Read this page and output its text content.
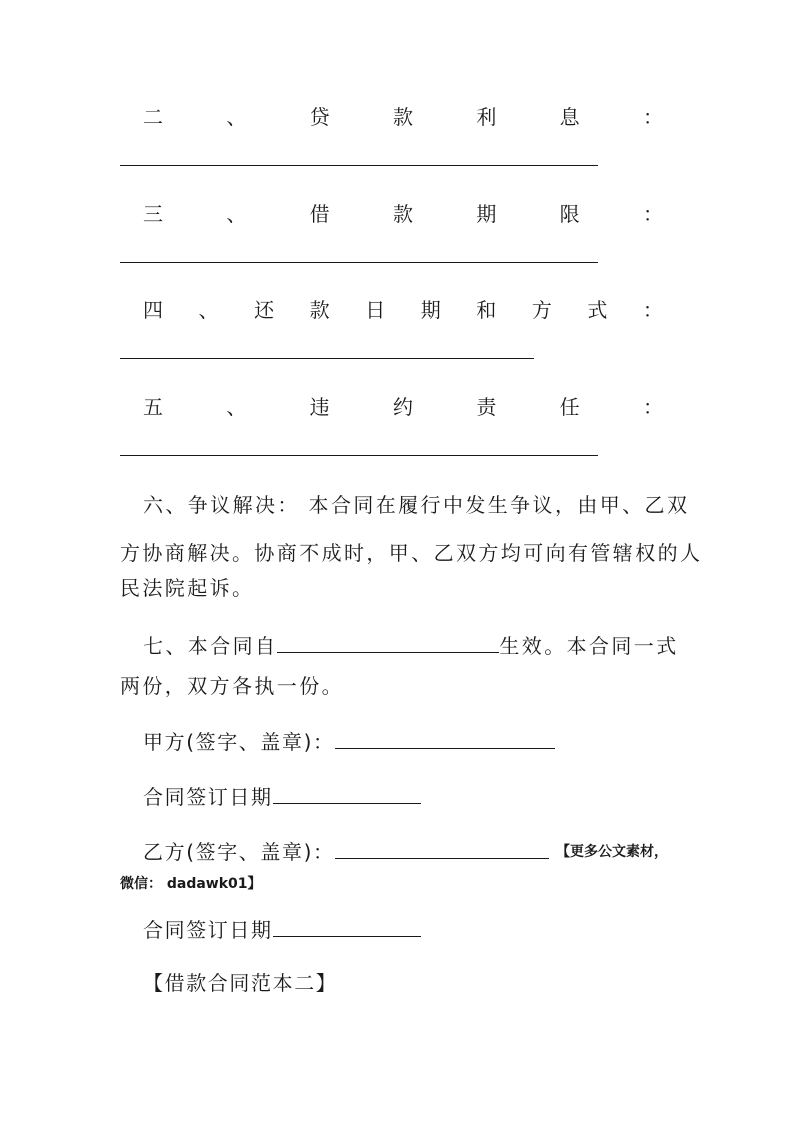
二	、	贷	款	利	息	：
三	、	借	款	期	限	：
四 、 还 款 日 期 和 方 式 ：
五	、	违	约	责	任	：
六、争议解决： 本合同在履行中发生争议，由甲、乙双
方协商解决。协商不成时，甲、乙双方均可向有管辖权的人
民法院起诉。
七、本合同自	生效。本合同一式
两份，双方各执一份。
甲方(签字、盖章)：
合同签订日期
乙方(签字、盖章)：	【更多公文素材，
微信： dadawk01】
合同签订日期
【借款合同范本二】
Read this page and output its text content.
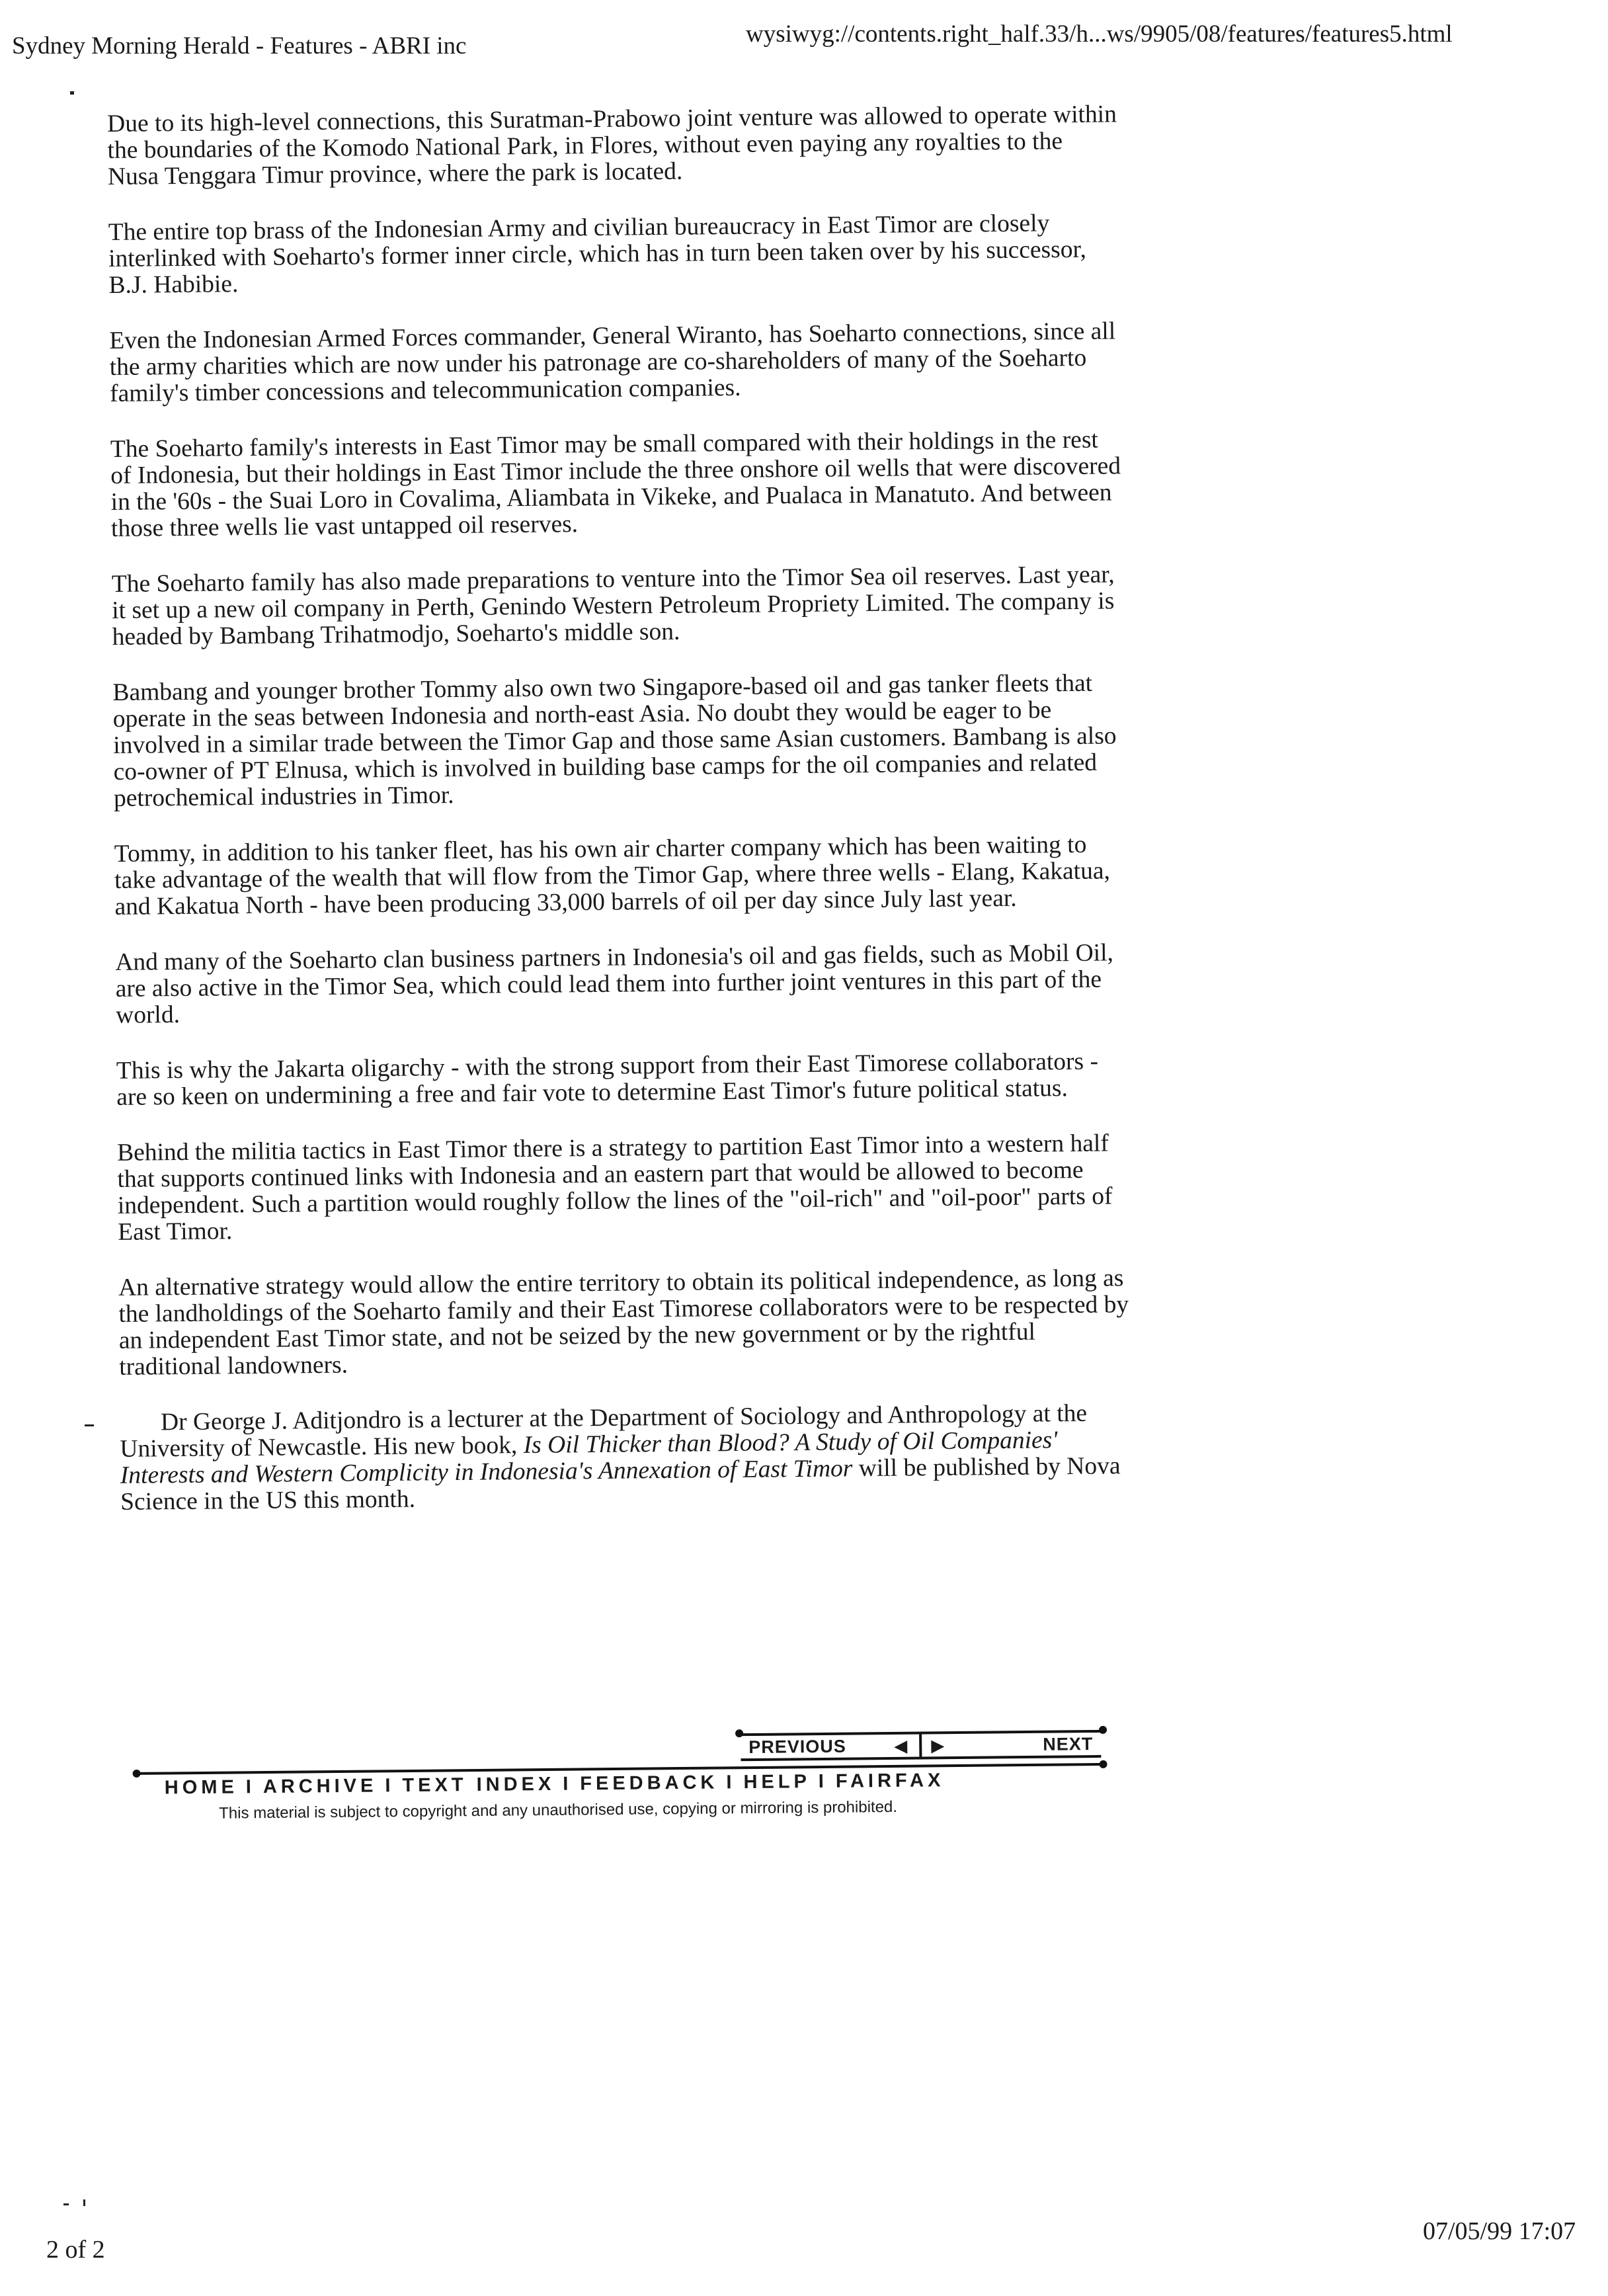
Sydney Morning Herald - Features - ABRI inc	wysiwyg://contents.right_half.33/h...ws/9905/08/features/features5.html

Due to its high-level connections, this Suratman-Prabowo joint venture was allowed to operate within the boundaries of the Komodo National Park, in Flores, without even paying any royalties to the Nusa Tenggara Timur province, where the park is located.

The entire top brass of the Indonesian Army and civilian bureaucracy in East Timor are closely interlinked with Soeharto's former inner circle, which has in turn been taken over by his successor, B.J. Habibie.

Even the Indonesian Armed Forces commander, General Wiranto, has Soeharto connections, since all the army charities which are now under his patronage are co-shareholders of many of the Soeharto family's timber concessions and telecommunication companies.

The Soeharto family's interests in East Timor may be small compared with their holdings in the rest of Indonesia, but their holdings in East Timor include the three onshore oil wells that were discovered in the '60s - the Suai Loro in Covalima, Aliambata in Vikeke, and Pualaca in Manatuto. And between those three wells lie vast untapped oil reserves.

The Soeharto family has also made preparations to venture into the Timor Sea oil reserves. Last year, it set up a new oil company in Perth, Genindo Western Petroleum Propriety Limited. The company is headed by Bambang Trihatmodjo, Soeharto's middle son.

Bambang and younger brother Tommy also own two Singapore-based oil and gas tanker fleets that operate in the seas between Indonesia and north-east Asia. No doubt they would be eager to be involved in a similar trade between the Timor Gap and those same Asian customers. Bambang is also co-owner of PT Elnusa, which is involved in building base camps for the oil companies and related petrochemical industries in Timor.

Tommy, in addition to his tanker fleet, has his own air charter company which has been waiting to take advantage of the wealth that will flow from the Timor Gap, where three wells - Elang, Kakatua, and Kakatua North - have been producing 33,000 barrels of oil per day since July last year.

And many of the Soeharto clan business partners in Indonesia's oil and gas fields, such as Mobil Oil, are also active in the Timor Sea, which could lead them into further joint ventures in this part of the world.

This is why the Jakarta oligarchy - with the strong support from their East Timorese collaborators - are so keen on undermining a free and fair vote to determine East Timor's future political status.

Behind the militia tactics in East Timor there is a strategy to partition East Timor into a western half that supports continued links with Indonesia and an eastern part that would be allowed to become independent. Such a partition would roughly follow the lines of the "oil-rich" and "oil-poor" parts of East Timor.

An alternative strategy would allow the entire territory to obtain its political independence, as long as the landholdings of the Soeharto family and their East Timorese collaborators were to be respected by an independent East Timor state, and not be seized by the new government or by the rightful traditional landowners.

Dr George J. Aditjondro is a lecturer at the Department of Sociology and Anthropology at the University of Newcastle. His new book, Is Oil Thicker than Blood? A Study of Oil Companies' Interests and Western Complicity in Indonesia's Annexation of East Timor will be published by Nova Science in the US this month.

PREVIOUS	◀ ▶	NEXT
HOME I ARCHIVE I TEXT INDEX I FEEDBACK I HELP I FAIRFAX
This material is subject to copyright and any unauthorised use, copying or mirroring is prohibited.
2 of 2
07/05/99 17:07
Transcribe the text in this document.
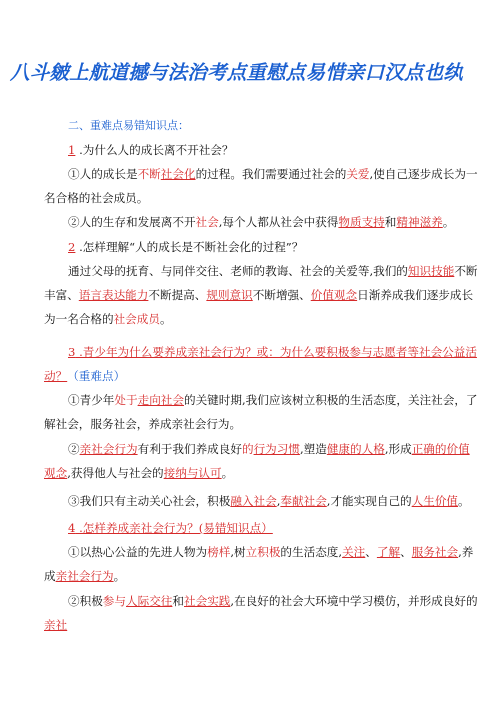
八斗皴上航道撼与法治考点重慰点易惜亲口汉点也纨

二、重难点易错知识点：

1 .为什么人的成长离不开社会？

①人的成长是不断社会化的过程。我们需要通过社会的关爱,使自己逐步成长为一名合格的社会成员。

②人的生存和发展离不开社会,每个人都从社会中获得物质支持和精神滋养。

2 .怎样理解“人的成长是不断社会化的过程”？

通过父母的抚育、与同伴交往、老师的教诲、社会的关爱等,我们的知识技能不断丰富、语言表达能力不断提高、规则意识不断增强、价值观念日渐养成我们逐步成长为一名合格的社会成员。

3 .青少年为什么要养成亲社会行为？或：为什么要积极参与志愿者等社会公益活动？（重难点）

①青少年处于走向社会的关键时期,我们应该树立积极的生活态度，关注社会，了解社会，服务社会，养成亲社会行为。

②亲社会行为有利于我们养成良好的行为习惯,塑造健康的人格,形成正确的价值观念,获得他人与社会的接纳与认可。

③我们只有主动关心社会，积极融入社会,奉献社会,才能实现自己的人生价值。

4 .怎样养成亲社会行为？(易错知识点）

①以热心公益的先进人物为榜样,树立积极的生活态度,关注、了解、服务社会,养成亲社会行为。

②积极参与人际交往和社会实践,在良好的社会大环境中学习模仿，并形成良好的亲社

____________________

» WHAT IS EXPECTED: Retype only the lines from the one with "Transcribe the text in this document." through the final line of the entries, please, and keep the pictures out.

» WRITTEN ANSWER:
Transcribe the text in this document.
八斗皴上航道撼与法治考点重慰点易惜亲口汉点也纨

二、重难点易错知识点：

1 .为什么人的成长离不开社会？

①人的成长是不断社会化的过程。我们需要通过社会的关爱,使自己逐步成长为一名合格的社会成员。

②人的生存和发展离不开社会,每个人都从社会中获得物质支持和精神滋养。

2 .怎样理解“人的成长是不断社会化的过程”？

通过父母的抚育、与同伴交往、老师的教诲、社会的关爱等,我们的知识技能不断丰富、语言表达能力不断提高、规则意识不断增强、价值观念日渐养成我们逐步成长为一名合格的社会成员。

3 .青少年为什么要养成亲社会行为？或：为什么要积极参与志愿者等社会公益活动？（重难点）

①青少年处于走向社会的关键时期,我们应该树立积极的生活态度，关注社会，了解社会，服务社会，养成亲社会行为。

②亲社会行为有利于我们养成良好的行为习惯,塑造健康的人格,形成正确的价值观念,获得他人与社会的接纳与认可。

③我们只有主动关心社会，积极融入社会,奉献社会,才能实现自己的人生价值。

4 .怎样养成亲社会行为？(易错知识点）

①以热心公益的先进人物为榜样,树立积极的生活态度,关注、了解、服务社会,养成亲社会行为。

②积极参与人际交往和社会实践,在良好的社会大环境中学习模仿，并形成良好的亲社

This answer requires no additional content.